[Dataset listings of figures]
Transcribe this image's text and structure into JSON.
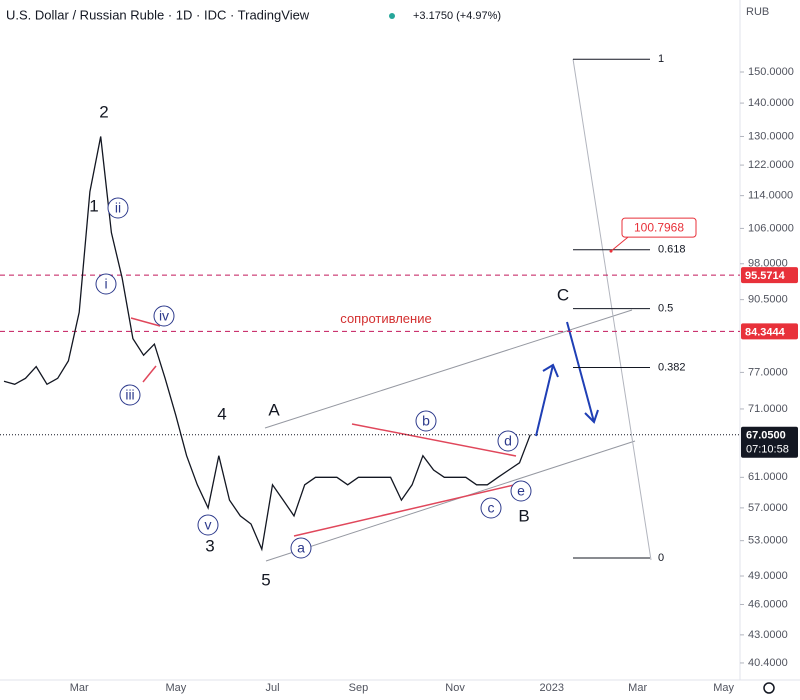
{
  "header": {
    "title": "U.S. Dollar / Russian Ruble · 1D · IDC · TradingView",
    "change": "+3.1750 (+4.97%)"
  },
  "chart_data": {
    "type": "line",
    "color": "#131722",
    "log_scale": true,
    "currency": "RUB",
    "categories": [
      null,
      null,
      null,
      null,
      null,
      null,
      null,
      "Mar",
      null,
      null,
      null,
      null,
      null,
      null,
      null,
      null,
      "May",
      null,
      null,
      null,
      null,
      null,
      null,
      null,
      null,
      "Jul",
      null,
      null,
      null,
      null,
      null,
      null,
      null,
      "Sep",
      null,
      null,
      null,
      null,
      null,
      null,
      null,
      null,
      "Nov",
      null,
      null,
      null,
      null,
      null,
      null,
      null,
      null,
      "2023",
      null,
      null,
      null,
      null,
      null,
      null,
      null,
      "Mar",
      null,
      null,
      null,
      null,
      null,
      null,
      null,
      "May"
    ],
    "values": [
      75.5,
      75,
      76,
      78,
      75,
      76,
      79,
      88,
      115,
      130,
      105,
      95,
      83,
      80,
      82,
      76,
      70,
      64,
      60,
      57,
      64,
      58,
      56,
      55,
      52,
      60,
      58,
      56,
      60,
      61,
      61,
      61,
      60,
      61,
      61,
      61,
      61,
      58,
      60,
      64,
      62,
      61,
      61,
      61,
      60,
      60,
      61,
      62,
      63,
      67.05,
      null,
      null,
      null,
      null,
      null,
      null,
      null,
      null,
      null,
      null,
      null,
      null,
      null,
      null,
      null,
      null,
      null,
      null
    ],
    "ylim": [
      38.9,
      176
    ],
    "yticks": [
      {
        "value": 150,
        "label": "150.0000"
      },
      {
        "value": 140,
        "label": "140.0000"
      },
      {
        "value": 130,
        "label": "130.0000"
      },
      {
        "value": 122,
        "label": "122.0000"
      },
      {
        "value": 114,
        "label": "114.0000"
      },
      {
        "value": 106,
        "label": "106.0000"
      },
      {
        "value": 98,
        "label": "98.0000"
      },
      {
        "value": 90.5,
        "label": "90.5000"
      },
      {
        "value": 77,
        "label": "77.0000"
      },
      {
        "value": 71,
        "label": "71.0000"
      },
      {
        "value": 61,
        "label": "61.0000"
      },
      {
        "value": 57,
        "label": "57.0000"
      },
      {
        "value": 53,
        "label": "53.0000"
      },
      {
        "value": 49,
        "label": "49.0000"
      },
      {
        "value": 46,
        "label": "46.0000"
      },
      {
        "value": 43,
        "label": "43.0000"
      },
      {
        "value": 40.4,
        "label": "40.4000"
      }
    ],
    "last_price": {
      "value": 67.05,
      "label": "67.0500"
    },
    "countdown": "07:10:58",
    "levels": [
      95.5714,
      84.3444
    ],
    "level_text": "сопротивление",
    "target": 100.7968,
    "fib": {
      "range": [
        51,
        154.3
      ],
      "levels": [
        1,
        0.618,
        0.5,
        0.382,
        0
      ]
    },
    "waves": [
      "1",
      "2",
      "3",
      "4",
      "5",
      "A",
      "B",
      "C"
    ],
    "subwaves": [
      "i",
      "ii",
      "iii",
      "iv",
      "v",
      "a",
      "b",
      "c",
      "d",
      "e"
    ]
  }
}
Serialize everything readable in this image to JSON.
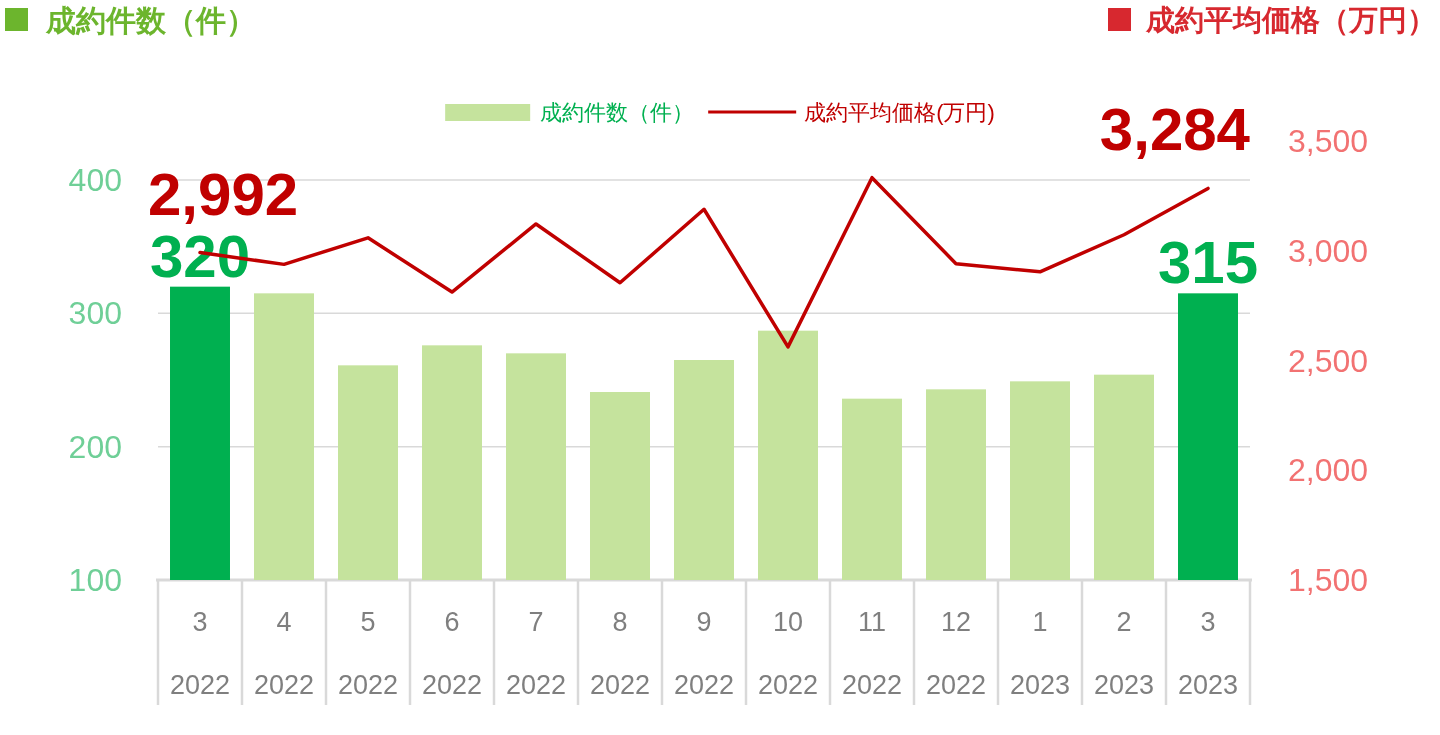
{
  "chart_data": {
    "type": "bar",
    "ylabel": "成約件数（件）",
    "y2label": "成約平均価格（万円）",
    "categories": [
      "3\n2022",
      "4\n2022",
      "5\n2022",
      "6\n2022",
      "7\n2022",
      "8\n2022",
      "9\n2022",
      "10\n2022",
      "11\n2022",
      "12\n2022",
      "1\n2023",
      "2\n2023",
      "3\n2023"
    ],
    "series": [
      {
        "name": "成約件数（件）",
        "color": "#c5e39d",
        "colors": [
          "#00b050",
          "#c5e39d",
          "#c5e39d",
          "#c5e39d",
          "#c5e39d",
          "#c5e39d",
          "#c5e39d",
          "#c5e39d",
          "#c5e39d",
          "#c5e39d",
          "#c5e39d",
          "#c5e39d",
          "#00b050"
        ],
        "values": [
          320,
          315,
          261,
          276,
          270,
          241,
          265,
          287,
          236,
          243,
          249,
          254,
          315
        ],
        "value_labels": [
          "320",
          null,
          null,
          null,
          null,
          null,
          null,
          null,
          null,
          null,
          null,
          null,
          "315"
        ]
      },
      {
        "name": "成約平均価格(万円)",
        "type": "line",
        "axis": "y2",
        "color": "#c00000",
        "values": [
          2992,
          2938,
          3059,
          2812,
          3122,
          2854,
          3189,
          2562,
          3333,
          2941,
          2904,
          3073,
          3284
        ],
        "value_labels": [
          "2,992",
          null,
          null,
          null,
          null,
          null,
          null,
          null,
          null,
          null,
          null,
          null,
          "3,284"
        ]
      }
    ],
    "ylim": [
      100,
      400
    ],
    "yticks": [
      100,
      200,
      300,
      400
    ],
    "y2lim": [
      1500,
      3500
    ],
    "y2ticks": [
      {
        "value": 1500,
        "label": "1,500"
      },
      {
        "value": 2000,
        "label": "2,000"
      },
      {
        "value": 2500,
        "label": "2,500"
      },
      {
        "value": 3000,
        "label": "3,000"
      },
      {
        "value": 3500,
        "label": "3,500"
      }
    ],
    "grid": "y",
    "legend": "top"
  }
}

• _WHAT TO DO_: Extract the full listing above verbatim; pictures are to be left out of the copy.

• _OUTPUT OF THE TASK_:
Transcribe this image's text and structure into JSON.
{
  "header": {
    "title": "U.S. Dollar / Russian Ruble · 1D · IDC · TradingView",
    "change": "+3.1750 (+4.97%)"
  },
  "chart_data": {
    "type": "line",
    "color": "#131722",
    "log_scale": true,
    "currency": "RUB",
    "categories": [
      null,
      null,
      null,
      null,
      null,
      null,
      null,
      "Mar",
      null,
      null,
      null,
      null,
      null,
      null,
      null,
      null,
      "May",
      null,
      null,
      null,
      null,
      null,
      null,
      null,
      null,
      "Jul",
      null,
      null,
      null,
      null,
      null,
      null,
      null,
      "Sep",
      null,
      null,
      null,
      null,
      null,
      null,
      null,
      null,
      "Nov",
      null,
      null,
      null,
      null,
      null,
      null,
      null,
      null,
      "2023",
      null,
      null,
      null,
      null,
      null,
      null,
      null,
      "Mar",
      null,
      null,
      null,
      null,
      null,
      null,
      null,
      "May"
    ],
    "values": [
      75.5,
      75,
      76,
      78,
      75,
      76,
      79,
      88,
      115,
      130,
      105,
      95,
      83,
      80,
      82,
      76,
      70,
      64,
      60,
      57,
      64,
      58,
      56,
      55,
      52,
      60,
      58,
      56,
      60,
      61,
      61,
      61,
      60,
      61,
      61,
      61,
      61,
      58,
      60,
      64,
      62,
      61,
      61,
      61,
      60,
      60,
      61,
      62,
      63,
      67.05,
      null,
      null,
      null,
      null,
      null,
      null,
      null,
      null,
      null,
      null,
      null,
      null,
      null,
      null,
      null,
      null,
      null,
      null
    ],
    "ylim": [
      38.9,
      176
    ],
    "yticks": [
      {
        "value": 150,
        "label": "150.0000"
      },
      {
        "value": 140,
        "label": "140.0000"
      },
      {
        "value": 130,
        "label": "130.0000"
      },
      {
        "value": 122,
        "label": "122.0000"
      },
      {
        "value": 114,
        "label": "114.0000"
      },
      {
        "value": 106,
        "label": "106.0000"
      },
      {
        "value": 98,
        "label": "98.0000"
      },
      {
        "value": 90.5,
        "label": "90.5000"
      },
      {
        "value": 77,
        "label": "77.0000"
      },
      {
        "value": 71,
        "label": "71.0000"
      },
      {
        "value": 61,
        "label": "61.0000"
      },
      {
        "value": 57,
        "label": "57.0000"
      },
      {
        "value": 53,
        "label": "53.0000"
      },
      {
        "value": 49,
        "label": "49.0000"
      },
      {
        "value": 46,
        "label": "46.0000"
      },
      {
        "value": 43,
        "label": "43.0000"
      },
      {
        "value": 40.4,
        "label": "40.4000"
      }
    ],
    "last_price": {
      "value": 67.05,
      "label": "67.0500"
    },
    "countdown": "07:10:58",
    "levels": [
      95.5714,
      84.3444
    ],
    "level_text": "сопротивление",
    "target": 100.7968,
    "fib": {
      "range": [
        51,
        154.3
      ],
      "levels": [
        1,
        0.618,
        0.5,
        0.382,
        0
      ]
    },
    "waves": [
      "1",
      "2",
      "3",
      "4",
      "5",
      "A",
      "B",
      "C"
    ],
    "subwaves": [
      "i",
      "ii",
      "iii",
      "iv",
      "v",
      "a",
      "b",
      "c",
      "d",
      "e"
    ]
  }
}
Serialize everything readable in this image to JSON.
{
  "chart_data": {
    "type": "bar",
    "ylabel": "成約件数（件）",
    "y2label": "成約平均価格（万円）",
    "categories": [
      "3\n2022",
      "4\n2022",
      "5\n2022",
      "6\n2022",
      "7\n2022",
      "8\n2022",
      "9\n2022",
      "10\n2022",
      "11\n2022",
      "12\n2022",
      "1\n2023",
      "2\n2023",
      "3\n2023"
    ],
    "series": [
      {
        "name": "成約件数（件）",
        "color": "#c5e39d",
        "colors": [
          "#00b050",
          "#c5e39d",
          "#c5e39d",
          "#c5e39d",
          "#c5e39d",
          "#c5e39d",
          "#c5e39d",
          "#c5e39d",
          "#c5e39d",
          "#c5e39d",
          "#c5e39d",
          "#c5e39d",
          "#00b050"
        ],
        "values": [
          320,
          315,
          261,
          276,
          270,
          241,
          265,
          287,
          236,
          243,
          249,
          254,
          315
        ],
        "value_labels": [
          "320",
          null,
          null,
          null,
          null,
          null,
          null,
          null,
          null,
          null,
          null,
          null,
          "315"
        ]
      },
      {
        "name": "成約平均価格(万円)",
        "type": "line",
        "axis": "y2",
        "color": "#c00000",
        "values": [
          2992,
          2938,
          3059,
          2812,
          3122,
          2854,
          3189,
          2562,
          3333,
          2941,
          2904,
          3073,
          3284
        ],
        "value_labels": [
          "2,992",
          null,
          null,
          null,
          null,
          null,
          null,
          null,
          null,
          null,
          null,
          null,
          "3,284"
        ]
      }
    ],
    "ylim": [
      100,
      400
    ],
    "yticks": [
      100,
      200,
      300,
      400
    ],
    "y2lim": [
      1500,
      3500
    ],
    "y2ticks": [
      {
        "value": 1500,
        "label": "1,500"
      },
      {
        "value": 2000,
        "label": "2,000"
      },
      {
        "value": 2500,
        "label": "2,500"
      },
      {
        "value": 3000,
        "label": "3,000"
      },
      {
        "value": 3500,
        "label": "3,500"
      }
    ],
    "grid": "y",
    "legend": "top"
  }
}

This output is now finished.